→ PROBLEM STATEMENT: Give the data below again exactly as written, without its pictures.

→ SUPPLIED DATA:
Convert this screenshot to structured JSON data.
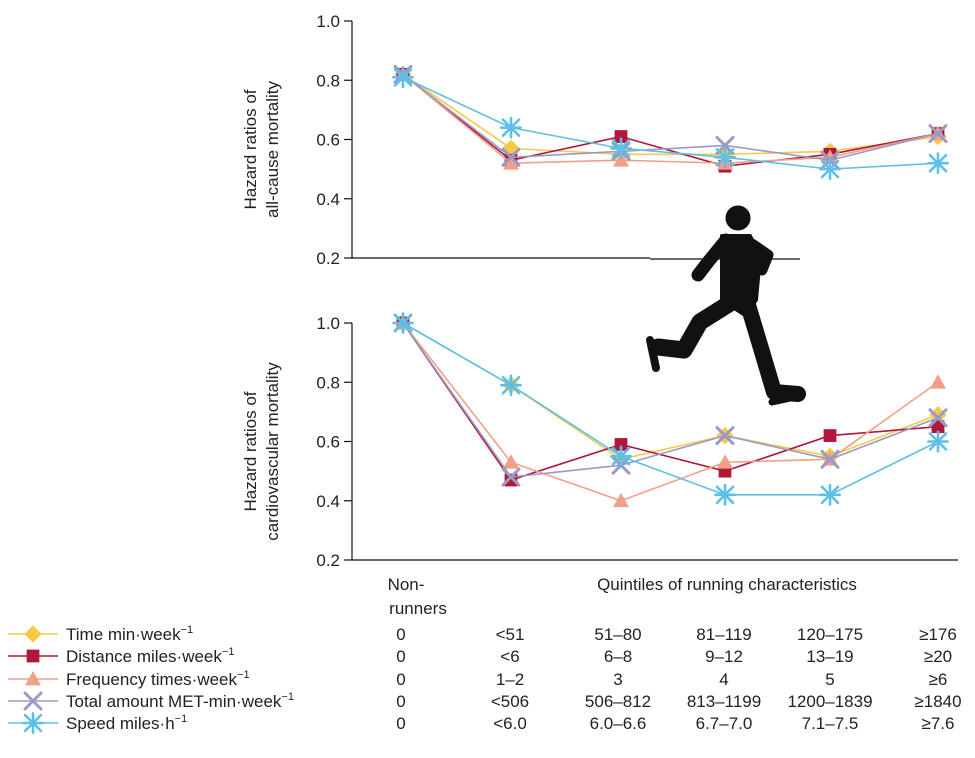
{
  "chart_data": [
    {
      "type": "line",
      "ylabel": "Hazard ratios of all-cause mortality",
      "ylabel_lines": [
        "Hazard ratios of",
        "all-cause mortality"
      ],
      "ylim": [
        0.2,
        1.0
      ],
      "yticks": [
        "0.2",
        "0.4",
        "0.6",
        "0.8",
        "1.0"
      ],
      "categories": [
        "Non-runners",
        "Q1",
        "Q2",
        "Q3",
        "Q4",
        "Q5"
      ],
      "grid": false,
      "series": [
        {
          "name": "Time min·week⁻¹",
          "values": [
            0.82,
            0.57,
            0.55,
            0.55,
            0.56,
            0.61
          ]
        },
        {
          "name": "Distance miles·week⁻¹",
          "values": [
            0.82,
            0.53,
            0.61,
            0.51,
            0.55,
            0.62
          ]
        },
        {
          "name": "Frequency times·week⁻¹",
          "values": [
            0.82,
            0.52,
            0.53,
            0.52,
            0.54,
            0.62
          ]
        },
        {
          "name": "Total amount MET-min·week⁻¹",
          "values": [
            0.82,
            0.54,
            0.56,
            0.58,
            0.53,
            0.62
          ]
        },
        {
          "name": "Speed miles·h⁻¹",
          "values": [
            0.81,
            0.64,
            0.57,
            0.54,
            0.5,
            0.52
          ]
        }
      ]
    },
    {
      "type": "line",
      "ylabel": "Hazard ratios of cardiovascular mortality",
      "ylabel_lines": [
        "Hazard ratios of",
        "cardiovascular mortality"
      ],
      "ylim": [
        0.2,
        1.0
      ],
      "yticks": [
        "0.2",
        "0.4",
        "0.6",
        "0.8",
        "1.0"
      ],
      "categories": [
        "Non-runners",
        "Q1",
        "Q2",
        "Q3",
        "Q4",
        "Q5"
      ],
      "grid": false,
      "series": [
        {
          "name": "Time min·week⁻¹",
          "values": [
            1.0,
            0.79,
            0.54,
            0.62,
            0.55,
            0.69
          ]
        },
        {
          "name": "Distance miles·week⁻¹",
          "values": [
            1.0,
            0.47,
            0.59,
            0.5,
            0.62,
            0.65
          ]
        },
        {
          "name": "Frequency times·week⁻¹",
          "values": [
            1.0,
            0.53,
            0.4,
            0.53,
            0.54,
            0.8
          ]
        },
        {
          "name": "Total amount MET-min·week⁻¹",
          "values": [
            1.0,
            0.48,
            0.52,
            0.62,
            0.54,
            0.68
          ]
        },
        {
          "name": "Speed miles·h⁻¹",
          "values": [
            1.0,
            0.79,
            0.55,
            0.42,
            0.42,
            0.6
          ]
        }
      ]
    }
  ],
  "x_axis": {
    "nonrunners_lines": [
      "Non-",
      "runners"
    ],
    "quintile_title": "Quintiles of running characteristics"
  },
  "legend": [
    {
      "label": "Time min·week",
      "sup": "−1",
      "color": "#f7c948",
      "marker": "diamond",
      "cells": [
        "0",
        "<51",
        "51–80",
        "81–119",
        "120–175",
        "≥176"
      ]
    },
    {
      "label": "Distance miles·week",
      "sup": "−1",
      "color": "#b0173a",
      "marker": "square",
      "cells": [
        "0",
        "<6",
        "6–8",
        "9–12",
        "13–19",
        "≥20"
      ]
    },
    {
      "label": "Frequency times·week",
      "sup": "−1",
      "color": "#f0a088",
      "marker": "triangle",
      "cells": [
        "0",
        "1–2",
        "3",
        "4",
        "5",
        "≥6"
      ]
    },
    {
      "label": "Total amount MET-min·week",
      "sup": "−1",
      "color": "#9a9ac4",
      "marker": "x",
      "cells": [
        "0",
        "<506",
        "506–812",
        "813–1199",
        "1200–1839",
        "≥1840"
      ]
    },
    {
      "label": "Speed miles·h",
      "sup": "−1",
      "color": "#5ec0e8",
      "marker": "asterisk",
      "cells": [
        "0",
        "<6.0",
        "6.0–6.6",
        "6.7–7.0",
        "7.1–7.5",
        "≥7.6"
      ]
    }
  ]
}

→ SOLUTION FOR THIS TASK:
Convert this screenshot to structured JSON data.
{
  "chart_data": [
    {
      "type": "line",
      "ylabel": "Hazard ratios of all-cause mortality",
      "ylabel_lines": [
        "Hazard ratios of",
        "all-cause mortality"
      ],
      "ylim": [
        0.2,
        1.0
      ],
      "yticks": [
        "0.2",
        "0.4",
        "0.6",
        "0.8",
        "1.0"
      ],
      "categories": [
        "Non-runners",
        "Q1",
        "Q2",
        "Q3",
        "Q4",
        "Q5"
      ],
      "grid": false,
      "series": [
        {
          "name": "Time min·week⁻¹",
          "values": [
            0.82,
            0.57,
            0.55,
            0.55,
            0.56,
            0.61
          ]
        },
        {
          "name": "Distance miles·week⁻¹",
          "values": [
            0.82,
            0.53,
            0.61,
            0.51,
            0.55,
            0.62
          ]
        },
        {
          "name": "Frequency times·week⁻¹",
          "values": [
            0.82,
            0.52,
            0.53,
            0.52,
            0.54,
            0.62
          ]
        },
        {
          "name": "Total amount MET-min·week⁻¹",
          "values": [
            0.82,
            0.54,
            0.56,
            0.58,
            0.53,
            0.62
          ]
        },
        {
          "name": "Speed miles·h⁻¹",
          "values": [
            0.81,
            0.64,
            0.57,
            0.54,
            0.5,
            0.52
          ]
        }
      ]
    },
    {
      "type": "line",
      "ylabel": "Hazard ratios of cardiovascular mortality",
      "ylabel_lines": [
        "Hazard ratios of",
        "cardiovascular mortality"
      ],
      "ylim": [
        0.2,
        1.0
      ],
      "yticks": [
        "0.2",
        "0.4",
        "0.6",
        "0.8",
        "1.0"
      ],
      "categories": [
        "Non-runners",
        "Q1",
        "Q2",
        "Q3",
        "Q4",
        "Q5"
      ],
      "grid": false,
      "series": [
        {
          "name": "Time min·week⁻¹",
          "values": [
            1.0,
            0.79,
            0.54,
            0.62,
            0.55,
            0.69
          ]
        },
        {
          "name": "Distance miles·week⁻¹",
          "values": [
            1.0,
            0.47,
            0.59,
            0.5,
            0.62,
            0.65
          ]
        },
        {
          "name": "Frequency times·week⁻¹",
          "values": [
            1.0,
            0.53,
            0.4,
            0.53,
            0.54,
            0.8
          ]
        },
        {
          "name": "Total amount MET-min·week⁻¹",
          "values": [
            1.0,
            0.48,
            0.52,
            0.62,
            0.54,
            0.68
          ]
        },
        {
          "name": "Speed miles·h⁻¹",
          "values": [
            1.0,
            0.79,
            0.55,
            0.42,
            0.42,
            0.6
          ]
        }
      ]
    }
  ],
  "x_axis": {
    "nonrunners_lines": [
      "Non-",
      "runners"
    ],
    "quintile_title": "Quintiles of running characteristics"
  },
  "legend": [
    {
      "label": "Time min·week",
      "sup": "−1",
      "color": "#f7c948",
      "marker": "diamond",
      "cells": [
        "0",
        "<51",
        "51–80",
        "81–119",
        "120–175",
        "≥176"
      ]
    },
    {
      "label": "Distance miles·week",
      "sup": "−1",
      "color": "#b0173a",
      "marker": "square",
      "cells": [
        "0",
        "<6",
        "6–8",
        "9–12",
        "13–19",
        "≥20"
      ]
    },
    {
      "label": "Frequency times·week",
      "sup": "−1",
      "color": "#f0a088",
      "marker": "triangle",
      "cells": [
        "0",
        "1–2",
        "3",
        "4",
        "5",
        "≥6"
      ]
    },
    {
      "label": "Total amount MET-min·week",
      "sup": "−1",
      "color": "#9a9ac4",
      "marker": "x",
      "cells": [
        "0",
        "<506",
        "506–812",
        "813–1199",
        "1200–1839",
        "≥1840"
      ]
    },
    {
      "label": "Speed miles·h",
      "sup": "−1",
      "color": "#5ec0e8",
      "marker": "asterisk",
      "cells": [
        "0",
        "<6.0",
        "6.0–6.6",
        "6.7–7.0",
        "7.1–7.5",
        "≥7.6"
      ]
    }
  ]
}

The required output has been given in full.